### [Raw records]
++++++++++++++++++++

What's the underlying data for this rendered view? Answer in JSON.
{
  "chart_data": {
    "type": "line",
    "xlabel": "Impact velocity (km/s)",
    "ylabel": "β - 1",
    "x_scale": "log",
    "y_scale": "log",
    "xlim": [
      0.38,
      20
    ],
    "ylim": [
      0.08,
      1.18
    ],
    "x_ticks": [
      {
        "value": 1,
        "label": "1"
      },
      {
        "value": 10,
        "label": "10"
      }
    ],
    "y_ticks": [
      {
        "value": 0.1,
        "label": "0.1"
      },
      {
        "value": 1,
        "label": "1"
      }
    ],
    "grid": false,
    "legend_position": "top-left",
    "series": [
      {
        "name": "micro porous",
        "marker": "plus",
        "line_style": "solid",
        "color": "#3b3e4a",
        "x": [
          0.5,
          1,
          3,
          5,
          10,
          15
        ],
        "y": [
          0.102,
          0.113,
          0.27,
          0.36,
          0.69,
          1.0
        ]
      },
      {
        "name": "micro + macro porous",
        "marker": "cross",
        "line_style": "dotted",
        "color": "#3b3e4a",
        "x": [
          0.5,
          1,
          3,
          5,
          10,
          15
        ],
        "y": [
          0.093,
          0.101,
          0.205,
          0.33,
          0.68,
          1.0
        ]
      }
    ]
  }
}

++++++++++++++++++++

### [Aim]
Take the records above and return them exactly as written.

### [Task response]
What's the underlying data for this rendered view? Answer in JSON.
{
  "chart_data": {
    "type": "line",
    "xlabel": "Impact velocity (km/s)",
    "ylabel": "β - 1",
    "x_scale": "log",
    "y_scale": "log",
    "xlim": [
      0.38,
      20
    ],
    "ylim": [
      0.08,
      1.18
    ],
    "x_ticks": [
      {
        "value": 1,
        "label": "1"
      },
      {
        "value": 10,
        "label": "10"
      }
    ],
    "y_ticks": [
      {
        "value": 0.1,
        "label": "0.1"
      },
      {
        "value": 1,
        "label": "1"
      }
    ],
    "grid": false,
    "legend_position": "top-left",
    "series": [
      {
        "name": "micro porous",
        "marker": "plus",
        "line_style": "solid",
        "color": "#3b3e4a",
        "x": [
          0.5,
          1,
          3,
          5,
          10,
          15
        ],
        "y": [
          0.102,
          0.113,
          0.27,
          0.36,
          0.69,
          1.0
        ]
      },
      {
        "name": "micro + macro porous",
        "marker": "cross",
        "line_style": "dotted",
        "color": "#3b3e4a",
        "x": [
          0.5,
          1,
          3,
          5,
          10,
          15
        ],
        "y": [
          0.093,
          0.101,
          0.205,
          0.33,
          0.68,
          1.0
        ]
      }
    ]
  }
}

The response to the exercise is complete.